## EXERCISE DETAILS
Quote the listing in full, exactly as given, minus any pictures.

## AVAILABLE RECORDS
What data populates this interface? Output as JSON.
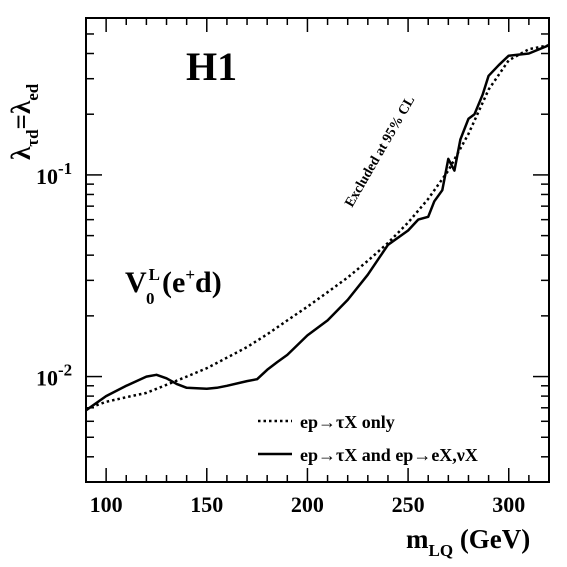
{
  "chart_data": {
    "type": "line",
    "experiment_label": "H1",
    "panel_label": {
      "base": "V",
      "sub": "0",
      "sup": "L",
      "tail_open": " (e",
      "tail_sup": "+",
      "tail_close": "d)"
    },
    "annotation": "Excluded at 95% CL",
    "xlabel": {
      "main": "m",
      "sub": "LQ",
      "unit": " (GeV)"
    },
    "ylabel": {
      "l1": "λ",
      "s1": "τd",
      "eq": "=λ",
      "s2": "ed"
    },
    "xlim": [
      90,
      320
    ],
    "ylim": [
      0.003,
      0.6
    ],
    "log_y": true,
    "x_ticks": [
      "100",
      "150",
      "200",
      "250",
      "300"
    ],
    "y_ticks": [
      {
        "base": "10",
        "exp": "-2",
        "value": 0.01
      },
      {
        "base": "10",
        "exp": "-1",
        "value": 0.1
      }
    ],
    "legend_position": "bottom-right",
    "series": [
      {
        "name": "ep→τX only",
        "style": "dotted",
        "x": [
          90,
          100,
          110,
          120,
          130,
          140,
          150,
          160,
          170,
          180,
          190,
          200,
          210,
          220,
          230,
          240,
          250,
          260,
          270,
          280,
          290,
          300,
          310,
          320
        ],
        "y": [
          0.0069,
          0.0075,
          0.0079,
          0.0083,
          0.0091,
          0.01,
          0.011,
          0.0124,
          0.014,
          0.0162,
          0.019,
          0.0222,
          0.0262,
          0.031,
          0.0375,
          0.046,
          0.058,
          0.076,
          0.105,
          0.16,
          0.265,
          0.37,
          0.42,
          0.44
        ]
      },
      {
        "name": "ep→τX and ep→eX,νX",
        "style": "solid",
        "x": [
          90,
          100,
          110,
          120,
          125,
          130,
          135,
          140,
          150,
          155,
          160,
          170,
          175,
          180,
          185,
          190,
          200,
          210,
          220,
          230,
          240,
          250,
          255,
          260,
          263,
          267,
          270,
          273,
          276,
          280,
          283,
          287,
          290,
          295,
          300,
          310,
          320
        ],
        "y": [
          0.0068,
          0.008,
          0.009,
          0.01,
          0.0102,
          0.0098,
          0.0092,
          0.0088,
          0.0087,
          0.0088,
          0.009,
          0.0095,
          0.0097,
          0.0108,
          0.0118,
          0.0128,
          0.016,
          0.019,
          0.024,
          0.032,
          0.045,
          0.053,
          0.06,
          0.062,
          0.074,
          0.084,
          0.12,
          0.105,
          0.15,
          0.19,
          0.2,
          0.25,
          0.31,
          0.35,
          0.39,
          0.4,
          0.44
        ]
      }
    ]
  }
}
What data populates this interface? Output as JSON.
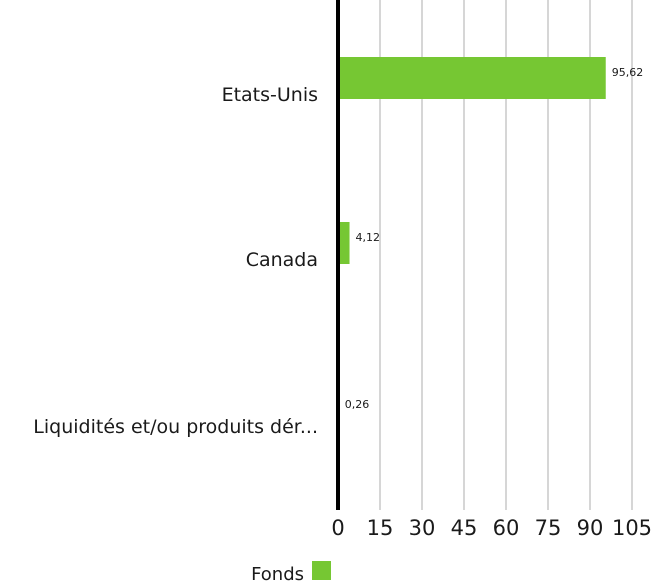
{
  "chart_data": {
    "type": "bar",
    "orientation": "horizontal",
    "categories": [
      "Etats-Unis",
      "Canada",
      "Liquidités et/ou produits dér..."
    ],
    "series": [
      {
        "name": "Fonds",
        "values": [
          95.62,
          4.12,
          0.26
        ],
        "value_labels": [
          "95,62",
          "4,12",
          "0,26"
        ],
        "color": "#76c733"
      }
    ],
    "xlim": [
      0,
      105
    ],
    "x_ticks": [
      0,
      15,
      30,
      45,
      60,
      75,
      90,
      105
    ],
    "x_tick_labels": [
      "0",
      "15",
      "30",
      "45",
      "60",
      "75",
      "90",
      "105"
    ],
    "grid": true,
    "legend_position": "bottom",
    "title": "",
    "xlabel": "",
    "ylabel": ""
  },
  "colors": {
    "bar": "#76c733",
    "grid": "#c8c8c8",
    "axis": "#000000",
    "text": "#1a1a1a"
  }
}
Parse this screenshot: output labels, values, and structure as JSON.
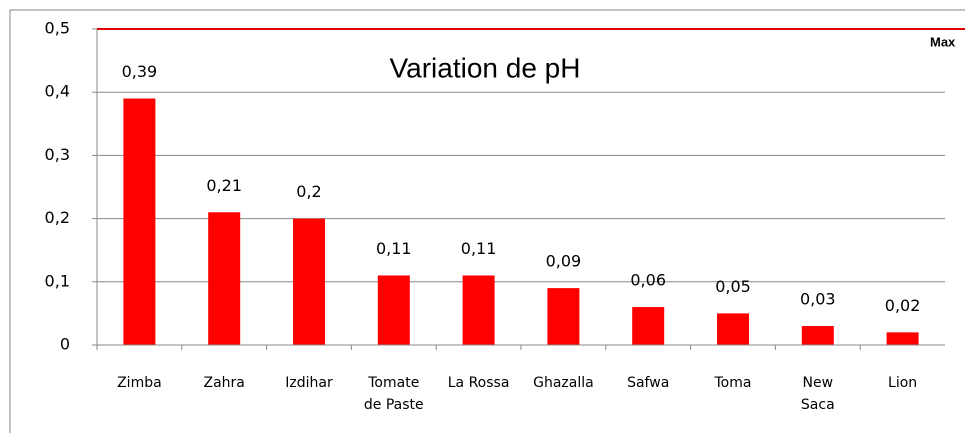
{
  "chart_data": {
    "type": "bar",
    "title": "Variation de pH",
    "categories": [
      "Zimba",
      "Zahra",
      "Izdihar",
      "Tomate\nde Paste",
      "La Rossa",
      "Ghazalla",
      "Safwa",
      "Toma",
      "New\nSaca",
      "Lion"
    ],
    "values": [
      0.39,
      0.21,
      0.2,
      0.11,
      0.11,
      0.09,
      0.06,
      0.05,
      0.03,
      0.02
    ],
    "value_labels": [
      "0,39",
      "0,21",
      "0,2",
      "0,11",
      "0,11",
      "0,09",
      "0,06",
      "0,05",
      "0,03",
      "0,02"
    ],
    "color": "#ff0000",
    "ylim": [
      0,
      0.5
    ],
    "yticks": [
      0,
      {
        "value": 0.1,
        "label": "0,1"
      },
      {
        "value": 0.2,
        "label": "0,2"
      },
      {
        "value": 0.3,
        "label": "0,3"
      },
      {
        "value": 0.4,
        "label": "0,4"
      },
      {
        "value": 0.5,
        "label": "0,5"
      }
    ],
    "grid": true,
    "threshold": 0.5,
    "threshold_color": "#e00000",
    "annotation": "Max"
  }
}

## EXPECTED ANSWER
What data populates this interface? Output as JSON.
{
  "chart_data": {
    "type": "line",
    "experiment_label": "H1",
    "panel_label": {
      "base": "V",
      "sub": "0",
      "sup": "L",
      "tail_open": " (e",
      "tail_sup": "+",
      "tail_close": "d)"
    },
    "annotation": "Excluded at 95% CL",
    "xlabel": {
      "main": "m",
      "sub": "LQ",
      "unit": " (GeV)"
    },
    "ylabel": {
      "l1": "λ",
      "s1": "τd",
      "eq": "=λ",
      "s2": "ed"
    },
    "xlim": [
      90,
      320
    ],
    "ylim": [
      0.003,
      0.6
    ],
    "log_y": true,
    "x_ticks": [
      "100",
      "150",
      "200",
      "250",
      "300"
    ],
    "y_ticks": [
      {
        "base": "10",
        "exp": "-2",
        "value": 0.01
      },
      {
        "base": "10",
        "exp": "-1",
        "value": 0.1
      }
    ],
    "legend_position": "bottom-right",
    "series": [
      {
        "name": "ep→τX only",
        "style": "dotted",
        "x": [
          90,
          100,
          110,
          120,
          130,
          140,
          150,
          160,
          170,
          180,
          190,
          200,
          210,
          220,
          230,
          240,
          250,
          260,
          270,
          280,
          290,
          300,
          310,
          320
        ],
        "y": [
          0.0069,
          0.0075,
          0.0079,
          0.0083,
          0.0091,
          0.01,
          0.011,
          0.0124,
          0.014,
          0.0162,
          0.019,
          0.0222,
          0.0262,
          0.031,
          0.0375,
          0.046,
          0.058,
          0.076,
          0.105,
          0.16,
          0.265,
          0.37,
          0.42,
          0.44
        ]
      },
      {
        "name": "ep→τX and ep→eX,νX",
        "style": "solid",
        "x": [
          90,
          100,
          110,
          120,
          125,
          130,
          135,
          140,
          150,
          155,
          160,
          170,
          175,
          180,
          185,
          190,
          200,
          210,
          220,
          230,
          240,
          250,
          255,
          260,
          263,
          267,
          270,
          273,
          276,
          280,
          283,
          287,
          290,
          295,
          300,
          310,
          320
        ],
        "y": [
          0.0068,
          0.008,
          0.009,
          0.01,
          0.0102,
          0.0098,
          0.0092,
          0.0088,
          0.0087,
          0.0088,
          0.009,
          0.0095,
          0.0097,
          0.0108,
          0.0118,
          0.0128,
          0.016,
          0.019,
          0.024,
          0.032,
          0.045,
          0.053,
          0.06,
          0.062,
          0.074,
          0.084,
          0.12,
          0.105,
          0.15,
          0.19,
          0.2,
          0.25,
          0.31,
          0.35,
          0.39,
          0.4,
          0.44
        ]
      }
    ]
  }
}
What data populates this interface? Output as JSON.
{
  "chart_data": {
    "type": "bar",
    "orientation": "horizontal",
    "categories": [
      "Etats-Unis",
      "Canada",
      "Liquidités et/ou produits dér..."
    ],
    "series": [
      {
        "name": "Fonds",
        "values": [
          95.62,
          4.12,
          0.26
        ],
        "value_labels": [
          "95,62",
          "4,12",
          "0,26"
        ],
        "color": "#76c733"
      }
    ],
    "xlim": [
      0,
      105
    ],
    "x_ticks": [
      0,
      15,
      30,
      45,
      60,
      75,
      90,
      105
    ],
    "x_tick_labels": [
      "0",
      "15",
      "30",
      "45",
      "60",
      "75",
      "90",
      "105"
    ],
    "grid": true,
    "legend_position": "bottom",
    "title": "",
    "xlabel": "",
    "ylabel": ""
  },
  "colors": {
    "bar": "#76c733",
    "grid": "#c8c8c8",
    "axis": "#000000",
    "text": "#1a1a1a"
  }
}
Parse this screenshot: output labels, values, and structure as JSON.
{
  "chart_data": {
    "type": "bar",
    "title": "Variation de pH",
    "categories": [
      "Zimba",
      "Zahra",
      "Izdihar",
      "Tomate\nde Paste",
      "La Rossa",
      "Ghazalla",
      "Safwa",
      "Toma",
      "New\nSaca",
      "Lion"
    ],
    "values": [
      0.39,
      0.21,
      0.2,
      0.11,
      0.11,
      0.09,
      0.06,
      0.05,
      0.03,
      0.02
    ],
    "value_labels": [
      "0,39",
      "0,21",
      "0,2",
      "0,11",
      "0,11",
      "0,09",
      "0,06",
      "0,05",
      "0,03",
      "0,02"
    ],
    "color": "#ff0000",
    "ylim": [
      0,
      0.5
    ],
    "yticks": [
      0,
      {
        "value": 0.1,
        "label": "0,1"
      },
      {
        "value": 0.2,
        "label": "0,2"
      },
      {
        "value": 0.3,
        "label": "0,3"
      },
      {
        "value": 0.4,
        "label": "0,4"
      },
      {
        "value": 0.5,
        "label": "0,5"
      }
    ],
    "grid": true,
    "threshold": 0.5,
    "threshold_color": "#e00000",
    "annotation": "Max"
  }
}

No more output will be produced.